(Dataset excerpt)
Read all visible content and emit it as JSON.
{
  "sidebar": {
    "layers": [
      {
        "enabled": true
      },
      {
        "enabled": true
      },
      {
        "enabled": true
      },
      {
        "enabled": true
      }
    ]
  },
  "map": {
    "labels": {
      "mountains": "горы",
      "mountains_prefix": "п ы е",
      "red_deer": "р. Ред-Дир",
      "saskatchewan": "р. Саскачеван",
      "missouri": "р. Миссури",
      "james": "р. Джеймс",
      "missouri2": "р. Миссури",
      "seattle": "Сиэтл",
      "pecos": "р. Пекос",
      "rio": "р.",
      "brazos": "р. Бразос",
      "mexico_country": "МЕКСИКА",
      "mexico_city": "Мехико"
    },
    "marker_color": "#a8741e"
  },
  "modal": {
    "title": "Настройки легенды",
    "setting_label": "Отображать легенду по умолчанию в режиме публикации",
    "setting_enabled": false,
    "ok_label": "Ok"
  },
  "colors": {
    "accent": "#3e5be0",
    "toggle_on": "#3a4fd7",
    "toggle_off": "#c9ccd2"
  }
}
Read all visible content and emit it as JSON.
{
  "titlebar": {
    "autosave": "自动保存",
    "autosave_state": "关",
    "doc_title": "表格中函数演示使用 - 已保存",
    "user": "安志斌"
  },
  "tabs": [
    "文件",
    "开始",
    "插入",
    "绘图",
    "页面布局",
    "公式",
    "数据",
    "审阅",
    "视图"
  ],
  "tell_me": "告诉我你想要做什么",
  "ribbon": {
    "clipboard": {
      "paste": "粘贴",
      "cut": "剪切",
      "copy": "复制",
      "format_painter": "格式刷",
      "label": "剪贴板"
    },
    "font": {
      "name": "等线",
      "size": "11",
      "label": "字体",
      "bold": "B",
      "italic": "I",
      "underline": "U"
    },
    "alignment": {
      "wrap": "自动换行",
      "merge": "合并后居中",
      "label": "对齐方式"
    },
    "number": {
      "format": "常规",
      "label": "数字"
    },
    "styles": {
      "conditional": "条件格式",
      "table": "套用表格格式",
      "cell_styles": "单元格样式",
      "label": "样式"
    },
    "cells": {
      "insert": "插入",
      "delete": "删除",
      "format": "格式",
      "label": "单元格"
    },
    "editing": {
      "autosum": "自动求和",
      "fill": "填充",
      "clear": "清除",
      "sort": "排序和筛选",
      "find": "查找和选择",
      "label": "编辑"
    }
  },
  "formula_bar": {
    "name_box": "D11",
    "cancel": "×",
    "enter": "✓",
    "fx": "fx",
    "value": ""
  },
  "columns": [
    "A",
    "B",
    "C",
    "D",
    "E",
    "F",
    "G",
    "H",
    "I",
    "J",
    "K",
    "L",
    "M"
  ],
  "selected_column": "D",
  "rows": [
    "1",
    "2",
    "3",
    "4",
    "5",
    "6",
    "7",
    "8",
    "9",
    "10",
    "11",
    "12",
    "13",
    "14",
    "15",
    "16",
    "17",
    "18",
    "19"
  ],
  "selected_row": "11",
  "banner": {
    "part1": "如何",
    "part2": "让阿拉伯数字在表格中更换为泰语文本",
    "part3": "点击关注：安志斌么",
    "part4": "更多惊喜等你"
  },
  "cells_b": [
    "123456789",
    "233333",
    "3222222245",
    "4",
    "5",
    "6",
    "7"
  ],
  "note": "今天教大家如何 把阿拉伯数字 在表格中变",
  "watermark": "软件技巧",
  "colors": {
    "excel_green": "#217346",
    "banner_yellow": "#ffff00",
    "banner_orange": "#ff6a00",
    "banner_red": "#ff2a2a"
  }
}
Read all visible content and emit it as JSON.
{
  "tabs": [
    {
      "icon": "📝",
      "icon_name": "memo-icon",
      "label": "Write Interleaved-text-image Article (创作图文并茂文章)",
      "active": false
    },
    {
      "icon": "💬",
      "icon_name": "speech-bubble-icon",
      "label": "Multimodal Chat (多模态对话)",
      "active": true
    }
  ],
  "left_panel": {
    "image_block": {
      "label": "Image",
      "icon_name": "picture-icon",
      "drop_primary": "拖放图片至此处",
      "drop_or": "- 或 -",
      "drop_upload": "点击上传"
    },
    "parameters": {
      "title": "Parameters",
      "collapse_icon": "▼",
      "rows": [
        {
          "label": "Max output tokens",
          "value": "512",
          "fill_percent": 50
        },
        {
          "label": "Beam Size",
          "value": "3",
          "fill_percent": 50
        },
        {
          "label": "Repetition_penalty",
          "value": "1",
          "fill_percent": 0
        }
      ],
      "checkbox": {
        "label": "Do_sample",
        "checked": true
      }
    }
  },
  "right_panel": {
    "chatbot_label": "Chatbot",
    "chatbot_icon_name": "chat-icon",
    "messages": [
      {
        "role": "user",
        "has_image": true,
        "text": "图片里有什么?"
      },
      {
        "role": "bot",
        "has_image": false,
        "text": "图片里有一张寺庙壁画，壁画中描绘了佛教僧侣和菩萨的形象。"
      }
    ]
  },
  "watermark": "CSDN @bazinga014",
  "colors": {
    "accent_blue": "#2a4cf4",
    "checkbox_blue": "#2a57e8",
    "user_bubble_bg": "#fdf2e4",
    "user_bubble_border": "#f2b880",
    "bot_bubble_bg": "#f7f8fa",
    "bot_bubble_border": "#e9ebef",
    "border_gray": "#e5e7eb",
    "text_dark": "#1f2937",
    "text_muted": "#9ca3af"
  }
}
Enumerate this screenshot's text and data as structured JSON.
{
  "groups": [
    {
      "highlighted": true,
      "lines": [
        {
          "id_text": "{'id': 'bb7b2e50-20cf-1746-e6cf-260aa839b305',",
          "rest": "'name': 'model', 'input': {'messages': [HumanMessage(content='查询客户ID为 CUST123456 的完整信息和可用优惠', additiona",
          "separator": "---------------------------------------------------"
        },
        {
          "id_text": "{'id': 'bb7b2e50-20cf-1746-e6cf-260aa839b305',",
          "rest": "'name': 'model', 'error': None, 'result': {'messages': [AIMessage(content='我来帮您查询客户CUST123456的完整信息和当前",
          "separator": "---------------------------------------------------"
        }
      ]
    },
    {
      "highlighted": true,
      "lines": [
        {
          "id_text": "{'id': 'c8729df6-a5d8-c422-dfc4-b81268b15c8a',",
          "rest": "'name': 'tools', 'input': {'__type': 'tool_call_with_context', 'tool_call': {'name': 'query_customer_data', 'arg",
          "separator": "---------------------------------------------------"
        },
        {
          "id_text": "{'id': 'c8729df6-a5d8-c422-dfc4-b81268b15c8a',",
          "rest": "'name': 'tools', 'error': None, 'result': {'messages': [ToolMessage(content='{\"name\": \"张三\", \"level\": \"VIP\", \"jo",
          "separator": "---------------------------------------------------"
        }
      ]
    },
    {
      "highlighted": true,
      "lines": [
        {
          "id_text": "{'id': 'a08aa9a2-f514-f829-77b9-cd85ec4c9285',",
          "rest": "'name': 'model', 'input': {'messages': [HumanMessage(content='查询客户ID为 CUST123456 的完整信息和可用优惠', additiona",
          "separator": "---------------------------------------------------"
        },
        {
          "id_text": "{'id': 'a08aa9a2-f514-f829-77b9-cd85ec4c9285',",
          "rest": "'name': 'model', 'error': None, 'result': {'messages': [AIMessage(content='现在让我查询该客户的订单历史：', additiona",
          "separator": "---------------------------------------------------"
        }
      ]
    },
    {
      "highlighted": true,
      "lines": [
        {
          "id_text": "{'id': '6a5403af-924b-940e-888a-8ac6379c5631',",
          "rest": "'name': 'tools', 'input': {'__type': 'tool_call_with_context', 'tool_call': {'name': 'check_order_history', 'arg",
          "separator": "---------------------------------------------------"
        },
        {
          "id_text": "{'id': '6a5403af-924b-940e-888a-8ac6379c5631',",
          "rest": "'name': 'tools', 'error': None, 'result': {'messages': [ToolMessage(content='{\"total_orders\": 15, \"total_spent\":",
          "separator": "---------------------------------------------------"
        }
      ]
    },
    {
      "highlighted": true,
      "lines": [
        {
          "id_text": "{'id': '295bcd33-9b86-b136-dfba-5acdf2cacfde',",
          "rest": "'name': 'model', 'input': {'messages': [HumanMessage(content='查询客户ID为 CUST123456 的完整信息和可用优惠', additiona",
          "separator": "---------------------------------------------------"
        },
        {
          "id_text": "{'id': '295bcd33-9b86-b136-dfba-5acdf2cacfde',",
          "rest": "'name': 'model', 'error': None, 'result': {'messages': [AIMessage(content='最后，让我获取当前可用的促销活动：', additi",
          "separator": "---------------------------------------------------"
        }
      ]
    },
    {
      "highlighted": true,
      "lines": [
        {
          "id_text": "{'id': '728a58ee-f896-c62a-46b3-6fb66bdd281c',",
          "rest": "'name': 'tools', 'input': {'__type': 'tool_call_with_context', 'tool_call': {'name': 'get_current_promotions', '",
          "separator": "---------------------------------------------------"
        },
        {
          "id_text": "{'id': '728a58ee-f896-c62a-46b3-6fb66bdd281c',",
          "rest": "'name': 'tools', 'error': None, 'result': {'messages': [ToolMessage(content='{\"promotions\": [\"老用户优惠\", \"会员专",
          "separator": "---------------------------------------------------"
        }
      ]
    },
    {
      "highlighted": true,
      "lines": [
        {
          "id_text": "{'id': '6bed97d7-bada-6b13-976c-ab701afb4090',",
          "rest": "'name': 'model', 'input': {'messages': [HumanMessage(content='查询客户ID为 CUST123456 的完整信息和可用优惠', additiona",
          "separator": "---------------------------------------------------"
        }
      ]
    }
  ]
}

**Goal:** Find each line holding the string "watermark" and copy it out.

**Exercise solution:**
  "watermark": "软件技巧",
  "watermark": "CSDN @bazinga014",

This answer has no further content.